[start Material provided]
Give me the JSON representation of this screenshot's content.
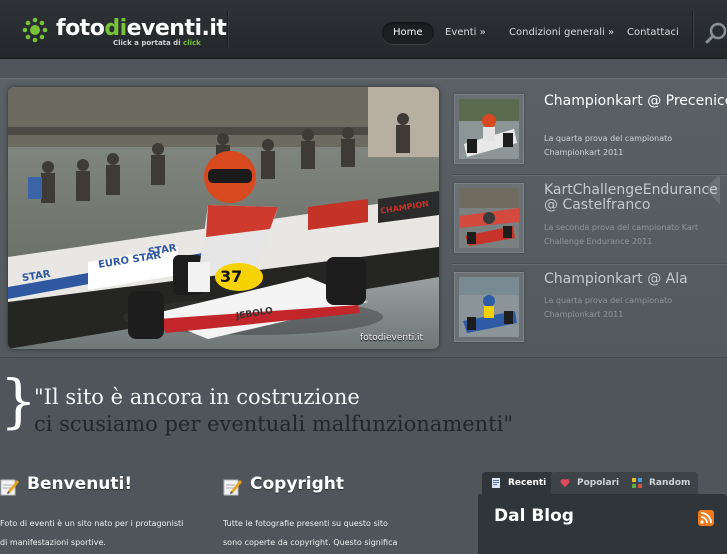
{
  "brand": {
    "name_part1": "foto",
    "name_accent": "di",
    "name_part2": "eventi.it",
    "tagline_main": "Click a portata di",
    "tagline_accent": "click",
    "accent_color": "#78c238"
  },
  "nav": {
    "items": [
      {
        "label": "Home",
        "active": true
      },
      {
        "label": "Eventi »",
        "active": false
      },
      {
        "label": "Condizioni generali »",
        "active": false
      },
      {
        "label": "Contattaci",
        "active": false
      }
    ],
    "search_icon": "search-icon"
  },
  "featured": {
    "photo_credit": "fotodieventi.it",
    "kart_number": "37",
    "kart_brand": "JEBOLO",
    "banners": [
      "STAR",
      "EURO STAR",
      "STAR",
      "CHAMPION"
    ],
    "slides": [
      {
        "title": "Championkart @ Precenicco",
        "description": "La quarta prova del campionato Championkart 2011"
      },
      {
        "title": "KartChallengeEndurance @ Castelfranco",
        "description": "La seconda prova del campionato Kart Challenge Endurance 2011"
      },
      {
        "title": "Championkart @ Ala",
        "description": "La quarta prova del campionato Championkart 2011"
      }
    ]
  },
  "quote": {
    "brace": "}",
    "line1": "\"Il sito è ancora in costruzione",
    "line2": "ci scusiamo per eventuali malfunzionamenti\""
  },
  "columns": [
    {
      "title": "Benvenuti!",
      "text_line1": "Foto di eventi è un sito nato per i protagonisti",
      "text_line2": "di manifestazioni sportive."
    },
    {
      "title": "Copyright",
      "text_line1": "Tutte le fotografie presenti su questo sito",
      "text_line2": "sono coperte da copyright. Questo significa"
    }
  ],
  "blog": {
    "tabs": [
      {
        "label": "Recenti",
        "icon": "document-icon",
        "active": true
      },
      {
        "label": "Popolari",
        "icon": "heart-icon",
        "active": false
      },
      {
        "label": "Random",
        "icon": "shuffle-icon",
        "active": false
      }
    ],
    "title": "Dal Blog",
    "rss_icon": "rss-icon"
  }
}
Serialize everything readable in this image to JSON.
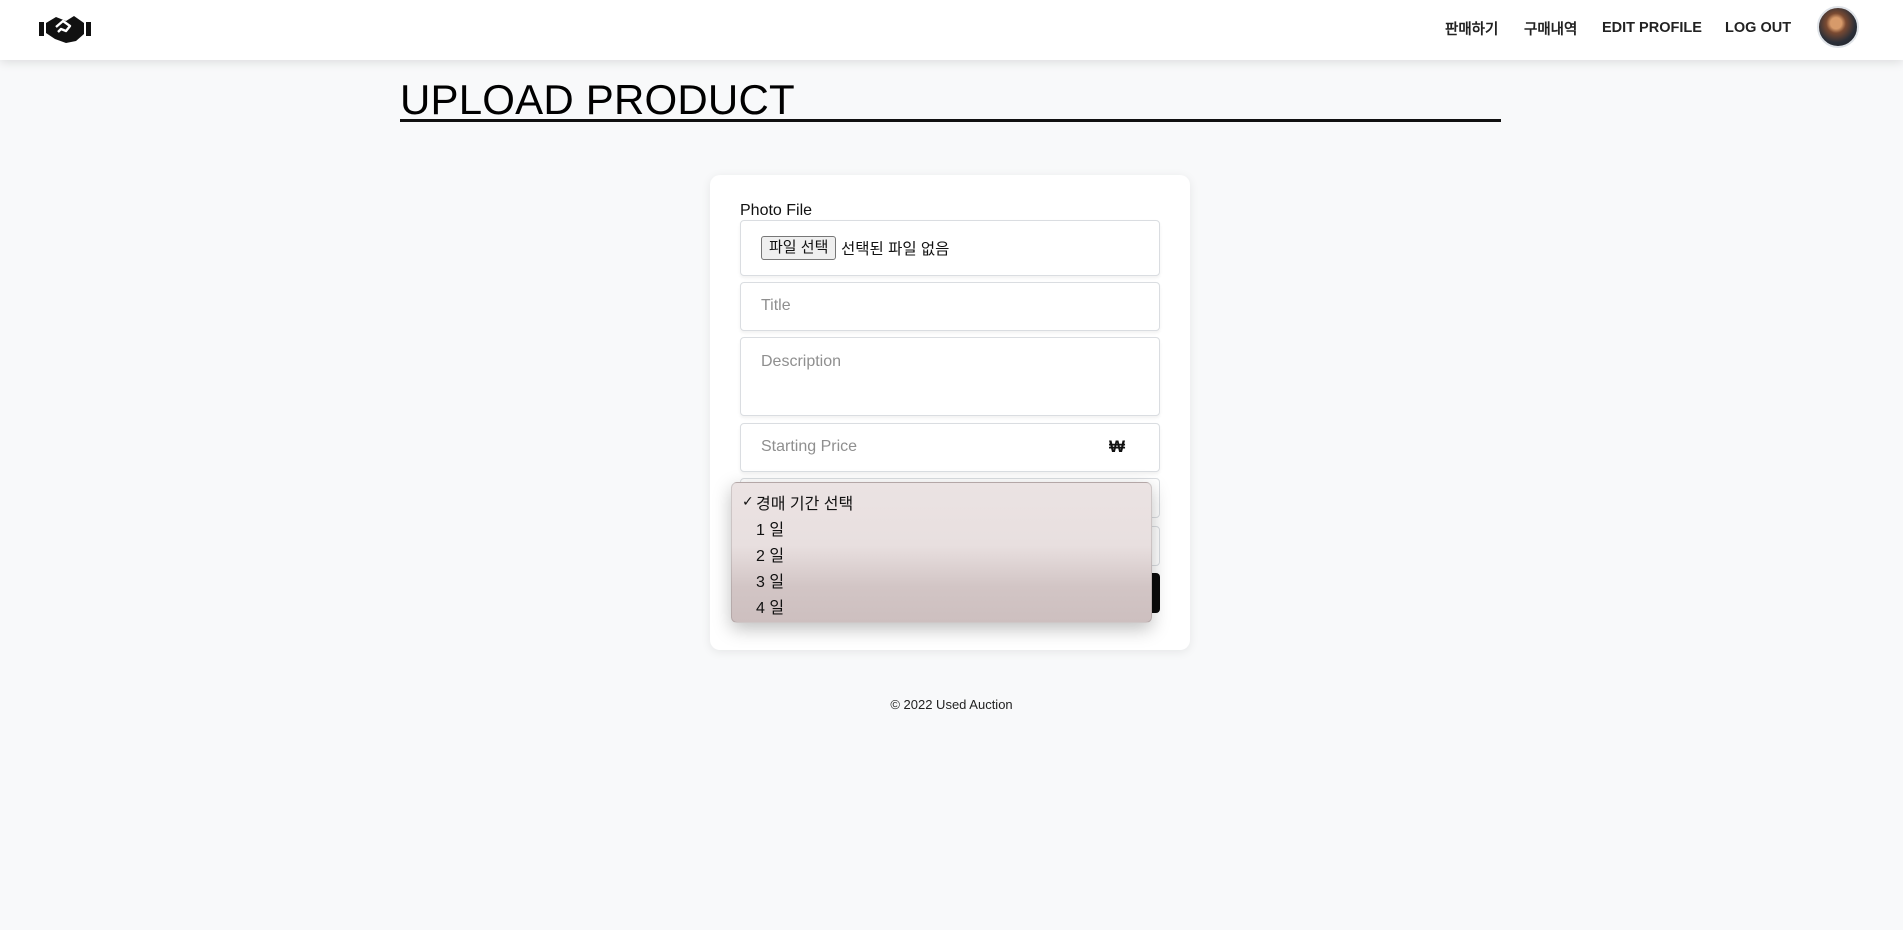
{
  "nav": {
    "items": [
      {
        "label": "판매하기"
      },
      {
        "label": "구매내역"
      },
      {
        "label": "EDIT PROFILE"
      },
      {
        "label": "LOG OUT"
      }
    ],
    "logo_icon": "handshake-icon",
    "avatar": "user-avatar"
  },
  "page": {
    "title": "UPLOAD PRODUCT"
  },
  "form": {
    "photo_label": "Photo File",
    "file_button": "파일 선택",
    "file_status": "선택된 파일 없음",
    "title_placeholder": "Title",
    "description_placeholder": "Description",
    "price_placeholder": "Starting Price",
    "currency_symbol": "₩"
  },
  "dropdown": {
    "check_mark": "✓",
    "selected_index": 0,
    "options": [
      "경매 기간 선택",
      "1 일",
      "2 일",
      "3 일",
      "4 일"
    ]
  },
  "footer": {
    "text": "© 2022 Used Auction"
  },
  "colors": {
    "background": "#f8f9fa",
    "primary_button": "#0b0b0b"
  }
}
[end Material provided]
Written request => Copy the data character for character, but drop all pictures from the copy.

Expected output =>
Give me the JSON representation of this screenshot's content.
{
  "brand": {
    "name_part1": "foto",
    "name_accent": "di",
    "name_part2": "eventi.it",
    "tagline_main": "Click a portata di",
    "tagline_accent": "click",
    "accent_color": "#78c238"
  },
  "nav": {
    "items": [
      {
        "label": "Home",
        "active": true
      },
      {
        "label": "Eventi »",
        "active": false
      },
      {
        "label": "Condizioni generali »",
        "active": false
      },
      {
        "label": "Contattaci",
        "active": false
      }
    ],
    "search_icon": "search-icon"
  },
  "featured": {
    "photo_credit": "fotodieventi.it",
    "kart_number": "37",
    "kart_brand": "JEBOLO",
    "banners": [
      "STAR",
      "EURO STAR",
      "STAR",
      "CHAMPION"
    ],
    "slides": [
      {
        "title": "Championkart @ Precenicco",
        "description": "La quarta prova del campionato Championkart 2011"
      },
      {
        "title": "KartChallengeEndurance @ Castelfranco",
        "description": "La seconda prova del campionato Kart Challenge Endurance 2011"
      },
      {
        "title": "Championkart @ Ala",
        "description": "La quarta prova del campionato Championkart 2011"
      }
    ]
  },
  "quote": {
    "brace": "}",
    "line1": "\"Il sito è ancora in costruzione",
    "line2": "ci scusiamo per eventuali malfunzionamenti\""
  },
  "columns": [
    {
      "title": "Benvenuti!",
      "text_line1": "Foto di eventi è un sito nato per i protagonisti",
      "text_line2": "di manifestazioni sportive."
    },
    {
      "title": "Copyright",
      "text_line1": "Tutte le fotografie presenti su questo sito",
      "text_line2": "sono coperte da copyright. Questo significa"
    }
  ],
  "blog": {
    "tabs": [
      {
        "label": "Recenti",
        "icon": "document-icon",
        "active": true
      },
      {
        "label": "Popolari",
        "icon": "heart-icon",
        "active": false
      },
      {
        "label": "Random",
        "icon": "shuffle-icon",
        "active": false
      }
    ],
    "title": "Dal Blog",
    "rss_icon": "rss-icon"
  }
}
Serialize everything readable in this image to JSON.
{
  "nav": {
    "items": [
      {
        "label": "판매하기"
      },
      {
        "label": "구매내역"
      },
      {
        "label": "EDIT PROFILE"
      },
      {
        "label": "LOG OUT"
      }
    ],
    "logo_icon": "handshake-icon",
    "avatar": "user-avatar"
  },
  "page": {
    "title": "UPLOAD PRODUCT"
  },
  "form": {
    "photo_label": "Photo File",
    "file_button": "파일 선택",
    "file_status": "선택된 파일 없음",
    "title_placeholder": "Title",
    "description_placeholder": "Description",
    "price_placeholder": "Starting Price",
    "currency_symbol": "₩"
  },
  "dropdown": {
    "check_mark": "✓",
    "selected_index": 0,
    "options": [
      "경매 기간 선택",
      "1 일",
      "2 일",
      "3 일",
      "4 일"
    ]
  },
  "footer": {
    "text": "© 2022 Used Auction"
  },
  "colors": {
    "background": "#f8f9fa",
    "primary_button": "#0b0b0b"
  }
}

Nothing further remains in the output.